# [Given records]
┏━━

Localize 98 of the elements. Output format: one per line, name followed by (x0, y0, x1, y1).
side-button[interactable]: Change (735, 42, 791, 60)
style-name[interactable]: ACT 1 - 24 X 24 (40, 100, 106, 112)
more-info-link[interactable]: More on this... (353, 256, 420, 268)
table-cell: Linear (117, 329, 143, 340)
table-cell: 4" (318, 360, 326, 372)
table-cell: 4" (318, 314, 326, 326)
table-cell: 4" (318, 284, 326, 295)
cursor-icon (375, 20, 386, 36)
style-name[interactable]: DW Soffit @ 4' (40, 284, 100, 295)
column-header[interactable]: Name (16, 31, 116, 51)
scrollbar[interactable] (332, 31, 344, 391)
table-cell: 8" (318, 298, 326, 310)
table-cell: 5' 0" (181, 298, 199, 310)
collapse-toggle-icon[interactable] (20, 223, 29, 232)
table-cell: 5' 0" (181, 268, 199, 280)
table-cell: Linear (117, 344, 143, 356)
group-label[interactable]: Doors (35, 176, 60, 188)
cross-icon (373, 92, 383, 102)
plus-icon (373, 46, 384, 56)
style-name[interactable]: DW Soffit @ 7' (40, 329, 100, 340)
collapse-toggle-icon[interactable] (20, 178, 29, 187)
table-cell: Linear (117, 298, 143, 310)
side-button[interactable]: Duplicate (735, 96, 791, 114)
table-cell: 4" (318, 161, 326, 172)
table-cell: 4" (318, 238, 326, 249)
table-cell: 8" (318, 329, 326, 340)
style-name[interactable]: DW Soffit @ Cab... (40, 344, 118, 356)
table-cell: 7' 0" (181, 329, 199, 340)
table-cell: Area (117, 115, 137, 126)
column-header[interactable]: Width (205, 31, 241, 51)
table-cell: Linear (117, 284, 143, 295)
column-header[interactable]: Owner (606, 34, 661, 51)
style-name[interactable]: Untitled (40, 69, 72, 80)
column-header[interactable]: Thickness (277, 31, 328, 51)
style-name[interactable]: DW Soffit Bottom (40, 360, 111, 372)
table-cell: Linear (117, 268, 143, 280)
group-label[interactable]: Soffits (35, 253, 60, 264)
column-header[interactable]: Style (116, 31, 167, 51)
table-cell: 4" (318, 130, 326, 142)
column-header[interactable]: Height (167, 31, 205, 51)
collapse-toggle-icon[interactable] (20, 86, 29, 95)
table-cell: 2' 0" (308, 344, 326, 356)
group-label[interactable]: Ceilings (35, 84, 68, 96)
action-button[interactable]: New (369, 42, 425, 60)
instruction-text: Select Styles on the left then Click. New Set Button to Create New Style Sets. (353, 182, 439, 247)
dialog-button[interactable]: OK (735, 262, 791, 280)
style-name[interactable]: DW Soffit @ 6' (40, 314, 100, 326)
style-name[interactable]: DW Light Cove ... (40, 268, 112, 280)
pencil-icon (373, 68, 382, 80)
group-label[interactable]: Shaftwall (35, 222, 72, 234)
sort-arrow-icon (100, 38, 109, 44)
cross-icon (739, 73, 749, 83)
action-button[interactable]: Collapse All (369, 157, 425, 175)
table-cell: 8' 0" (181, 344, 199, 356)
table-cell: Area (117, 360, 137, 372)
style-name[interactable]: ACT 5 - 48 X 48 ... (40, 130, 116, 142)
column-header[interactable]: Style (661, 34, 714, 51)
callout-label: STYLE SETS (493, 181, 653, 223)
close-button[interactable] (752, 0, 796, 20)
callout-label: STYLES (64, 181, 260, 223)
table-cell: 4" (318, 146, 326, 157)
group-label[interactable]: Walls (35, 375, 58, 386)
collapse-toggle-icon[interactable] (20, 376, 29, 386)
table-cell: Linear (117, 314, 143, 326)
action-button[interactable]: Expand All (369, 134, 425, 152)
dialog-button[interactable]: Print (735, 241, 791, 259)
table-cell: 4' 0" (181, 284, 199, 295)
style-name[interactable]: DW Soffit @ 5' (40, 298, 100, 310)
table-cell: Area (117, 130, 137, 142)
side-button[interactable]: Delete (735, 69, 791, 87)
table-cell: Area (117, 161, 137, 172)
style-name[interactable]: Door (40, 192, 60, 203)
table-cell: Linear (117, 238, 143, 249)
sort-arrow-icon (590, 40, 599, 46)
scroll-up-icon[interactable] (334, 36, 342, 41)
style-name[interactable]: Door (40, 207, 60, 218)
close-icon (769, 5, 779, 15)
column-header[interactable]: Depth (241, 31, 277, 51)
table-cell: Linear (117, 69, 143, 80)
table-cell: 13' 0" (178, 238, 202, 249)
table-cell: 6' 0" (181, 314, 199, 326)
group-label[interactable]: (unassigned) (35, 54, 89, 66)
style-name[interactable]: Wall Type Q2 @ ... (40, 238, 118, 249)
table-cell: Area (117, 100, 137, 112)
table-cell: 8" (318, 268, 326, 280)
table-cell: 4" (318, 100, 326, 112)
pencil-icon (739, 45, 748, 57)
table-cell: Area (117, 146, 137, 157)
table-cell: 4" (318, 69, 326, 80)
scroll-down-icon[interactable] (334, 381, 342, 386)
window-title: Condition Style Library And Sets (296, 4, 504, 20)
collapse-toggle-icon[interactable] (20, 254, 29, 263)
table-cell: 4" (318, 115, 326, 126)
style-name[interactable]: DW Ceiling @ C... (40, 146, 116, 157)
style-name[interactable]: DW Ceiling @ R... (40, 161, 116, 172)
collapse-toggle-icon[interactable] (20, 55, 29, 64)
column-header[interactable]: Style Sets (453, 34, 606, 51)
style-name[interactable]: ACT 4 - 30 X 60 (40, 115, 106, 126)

┗━━

# [Brief]
Rewrite all the entries above, putting "Length" wherever "Linear" appears and keeping everything else the same.

# [Solution for this task]
Localize 98 of the elements. Output format: one per line, name followed by (x0, y0, x1, y1).
side-button[interactable]: Change (735, 42, 791, 60)
style-name[interactable]: ACT 1 - 24 X 24 (40, 100, 106, 112)
more-info-link[interactable]: More on this... (353, 256, 420, 268)
table-cell: Length (117, 329, 143, 340)
table-cell: 4" (318, 360, 326, 372)
table-cell: 4" (318, 314, 326, 326)
table-cell: 4" (318, 284, 326, 295)
cursor-icon (375, 20, 386, 36)
style-name[interactable]: DW Soffit @ 4' (40, 284, 100, 295)
column-header[interactable]: Name (16, 31, 116, 51)
scrollbar[interactable] (332, 31, 344, 391)
table-cell: 8" (318, 298, 326, 310)
table-cell: 5' 0" (181, 298, 199, 310)
collapse-toggle-icon[interactable] (20, 223, 29, 232)
table-cell: 5' 0" (181, 268, 199, 280)
table-cell: Length (117, 344, 143, 356)
group-label[interactable]: Doors (35, 176, 60, 188)
cross-icon (373, 92, 383, 102)
plus-icon (373, 46, 384, 56)
style-name[interactable]: DW Soffit @ 7' (40, 329, 100, 340)
collapse-toggle-icon[interactable] (20, 178, 29, 187)
table-cell: Length (117, 298, 143, 310)
side-button[interactable]: Duplicate (735, 96, 791, 114)
table-cell: 4" (318, 161, 326, 172)
table-cell: 4" (318, 238, 326, 249)
table-cell: 8" (318, 329, 326, 340)
style-name[interactable]: DW Soffit @ Cab... (40, 344, 118, 356)
table-cell: 7' 0" (181, 329, 199, 340)
table-cell: Area (117, 115, 137, 126)
column-header[interactable]: Width (205, 31, 241, 51)
table-cell: Length (117, 284, 143, 295)
column-header[interactable]: Owner (606, 34, 661, 51)
style-name[interactable]: Untitled (40, 69, 72, 80)
column-header[interactable]: Thickness (277, 31, 328, 51)
style-name[interactable]: DW Soffit Bottom (40, 360, 111, 372)
table-cell: Length (117, 268, 143, 280)
group-label[interactable]: Soffits (35, 253, 60, 264)
column-header[interactable]: Style (116, 31, 167, 51)
table-cell: 4" (318, 130, 326, 142)
column-header[interactable]: Height (167, 31, 205, 51)
collapse-toggle-icon[interactable] (20, 86, 29, 95)
table-cell: 2' 0" (308, 344, 326, 356)
group-label[interactable]: Ceilings (35, 84, 68, 96)
action-button[interactable]: New (369, 42, 425, 60)
instruction-text: Select Styles on the left then Click. New Set Button to Create New Style Sets. (353, 182, 439, 247)
dialog-button[interactable]: OK (735, 262, 791, 280)
style-name[interactable]: DW Soffit @ 6' (40, 314, 100, 326)
style-name[interactable]: DW Light Cove ... (40, 268, 112, 280)
pencil-icon (373, 68, 382, 80)
group-label[interactable]: Shaftwall (35, 222, 72, 234)
sort-arrow-icon (100, 38, 109, 44)
cross-icon (739, 73, 749, 83)
action-button[interactable]: Collapse All (369, 157, 425, 175)
table-cell: 8' 0" (181, 344, 199, 356)
table-cell: Area (117, 360, 137, 372)
style-name[interactable]: ACT 5 - 48 X 48 ... (40, 130, 116, 142)
column-header[interactable]: Style (661, 34, 714, 51)
callout-label: STYLE SETS (493, 181, 653, 223)
close-button[interactable] (752, 0, 796, 20)
callout-label: STYLES (64, 181, 260, 223)
table-cell: 4" (318, 146, 326, 157)
group-label[interactable]: Walls (35, 375, 58, 386)
collapse-toggle-icon[interactable] (20, 376, 29, 386)
table-cell: Length (117, 314, 143, 326)
action-button[interactable]: Expand All (369, 134, 425, 152)
dialog-button[interactable]: Print (735, 241, 791, 259)
table-cell: 4' 0" (181, 284, 199, 295)
style-name[interactable]: DW Soffit @ 5' (40, 298, 100, 310)
table-cell: Area (117, 130, 137, 142)
side-button[interactable]: Delete (735, 69, 791, 87)
table-cell: Area (117, 161, 137, 172)
style-name[interactable]: Door (40, 192, 60, 203)
table-cell: Length (117, 238, 143, 249)
sort-arrow-icon (590, 40, 599, 46)
scroll-up-icon[interactable] (334, 36, 342, 41)
style-name[interactable]: Door (40, 207, 60, 218)
close-icon (769, 5, 779, 15)
column-header[interactable]: Depth (241, 31, 277, 51)
table-cell: Length (117, 69, 143, 80)
table-cell: 13' 0" (178, 238, 202, 249)
table-cell: 6' 0" (181, 314, 199, 326)
group-label[interactable]: (unassigned) (35, 54, 89, 66)
style-name[interactable]: Wall Type Q2 @ ... (40, 238, 118, 249)
table-cell: Area (117, 100, 137, 112)
table-cell: 8" (318, 268, 326, 280)
table-cell: 4" (318, 100, 326, 112)
pencil-icon (739, 45, 748, 57)
table-cell: Area (117, 146, 137, 157)
table-cell: 4" (318, 69, 326, 80)
scroll-down-icon[interactable] (334, 381, 342, 386)
window-title: Condition Style Library And Sets (296, 4, 504, 20)
collapse-toggle-icon[interactable] (20, 254, 29, 263)
table-cell: 4" (318, 115, 326, 126)
style-name[interactable]: DW Ceiling @ C... (40, 146, 116, 157)
style-name[interactable]: DW Ceiling @ R... (40, 161, 116, 172)
collapse-toggle-icon[interactable] (20, 55, 29, 64)
column-header[interactable]: Style Sets (453, 34, 606, 51)
style-name[interactable]: ACT 4 - 30 X 60 (40, 115, 106, 126)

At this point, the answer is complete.